■ Given problem ■
Retype every entry word for word.

start Available data

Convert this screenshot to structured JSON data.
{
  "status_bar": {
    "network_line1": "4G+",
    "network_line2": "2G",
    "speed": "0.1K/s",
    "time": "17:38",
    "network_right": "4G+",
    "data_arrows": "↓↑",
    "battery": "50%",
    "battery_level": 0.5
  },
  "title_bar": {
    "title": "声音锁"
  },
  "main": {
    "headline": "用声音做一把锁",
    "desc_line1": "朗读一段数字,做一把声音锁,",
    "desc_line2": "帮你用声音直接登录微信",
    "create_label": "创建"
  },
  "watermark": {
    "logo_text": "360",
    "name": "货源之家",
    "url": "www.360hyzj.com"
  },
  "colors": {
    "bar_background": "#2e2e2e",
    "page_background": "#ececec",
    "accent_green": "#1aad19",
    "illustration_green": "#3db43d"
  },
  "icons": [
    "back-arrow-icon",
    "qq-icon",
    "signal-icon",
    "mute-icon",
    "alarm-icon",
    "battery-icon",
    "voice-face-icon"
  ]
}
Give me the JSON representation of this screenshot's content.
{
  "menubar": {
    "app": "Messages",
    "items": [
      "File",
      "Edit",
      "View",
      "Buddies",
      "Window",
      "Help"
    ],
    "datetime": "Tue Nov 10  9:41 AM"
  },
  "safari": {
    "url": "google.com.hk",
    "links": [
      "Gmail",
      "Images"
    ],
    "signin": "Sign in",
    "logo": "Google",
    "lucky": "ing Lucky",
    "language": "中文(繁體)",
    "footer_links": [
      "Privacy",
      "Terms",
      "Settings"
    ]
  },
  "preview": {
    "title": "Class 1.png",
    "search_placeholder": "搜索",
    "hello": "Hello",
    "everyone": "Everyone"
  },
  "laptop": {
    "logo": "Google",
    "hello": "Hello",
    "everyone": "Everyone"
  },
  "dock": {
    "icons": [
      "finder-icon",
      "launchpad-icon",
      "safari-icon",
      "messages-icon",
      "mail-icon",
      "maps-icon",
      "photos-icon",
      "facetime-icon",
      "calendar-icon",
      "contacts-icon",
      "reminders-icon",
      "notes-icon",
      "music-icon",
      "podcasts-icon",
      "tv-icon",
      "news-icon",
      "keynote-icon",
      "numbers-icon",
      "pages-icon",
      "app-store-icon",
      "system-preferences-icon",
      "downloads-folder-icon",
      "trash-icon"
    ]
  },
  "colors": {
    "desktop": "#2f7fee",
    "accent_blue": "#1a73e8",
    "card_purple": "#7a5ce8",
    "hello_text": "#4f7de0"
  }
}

end Available data

■ Solution to the problem ■
Convert this screenshot to structured JSON data.
{
  "status_bar": {
    "network_line1": "4G+",
    "network_line2": "2G",
    "speed": "0.1K/s",
    "time": "17:38",
    "network_right": "4G+",
    "data_arrows": "↓↑",
    "battery": "50%",
    "battery_level": 0.5
  },
  "title_bar": {
    "title": "声音锁"
  },
  "main": {
    "headline": "用声音做一把锁",
    "desc_line1": "朗读一段数字,做一把声音锁,",
    "desc_line2": "帮你用声音直接登录微信",
    "create_label": "创建"
  },
  "watermark": {
    "logo_text": "360",
    "name": "货源之家",
    "url": "www.360hyzj.com"
  },
  "colors": {
    "bar_background": "#2e2e2e",
    "page_background": "#ececec",
    "accent_green": "#1aad19",
    "illustration_green": "#3db43d"
  },
  "icons": [
    "back-arrow-icon",
    "qq-icon",
    "signal-icon",
    "mute-icon",
    "alarm-icon",
    "battery-icon",
    "voice-face-icon"
  ]
}
Give me the JSON representation of this screenshot's content.
{
  "menubar": {
    "app": "Messages",
    "items": [
      "File",
      "Edit",
      "View",
      "Buddies",
      "Window",
      "Help"
    ],
    "datetime": "Tue Nov 10  9:41 AM"
  },
  "safari": {
    "url": "google.com.hk",
    "links": [
      "Gmail",
      "Images"
    ],
    "signin": "Sign in",
    "logo": "Google",
    "lucky": "ing Lucky",
    "language": "中文(繁體)",
    "footer_links": [
      "Privacy",
      "Terms",
      "Settings"
    ]
  },
  "preview": {
    "title": "Class 1.png",
    "search_placeholder": "搜索",
    "hello": "Hello",
    "everyone": "Everyone"
  },
  "laptop": {
    "logo": "Google",
    "hello": "Hello",
    "everyone": "Everyone"
  },
  "dock": {
    "icons": [
      "finder-icon",
      "launchpad-icon",
      "safari-icon",
      "messages-icon",
      "mail-icon",
      "maps-icon",
      "photos-icon",
      "facetime-icon",
      "calendar-icon",
      "contacts-icon",
      "reminders-icon",
      "notes-icon",
      "music-icon",
      "podcasts-icon",
      "tv-icon",
      "news-icon",
      "keynote-icon",
      "numbers-icon",
      "pages-icon",
      "app-store-icon",
      "system-preferences-icon",
      "downloads-folder-icon",
      "trash-icon"
    ]
  },
  "colors": {
    "desktop": "#2f7fee",
    "accent_blue": "#1a73e8",
    "card_purple": "#7a5ce8",
    "hello_text": "#4f7de0"
  }
}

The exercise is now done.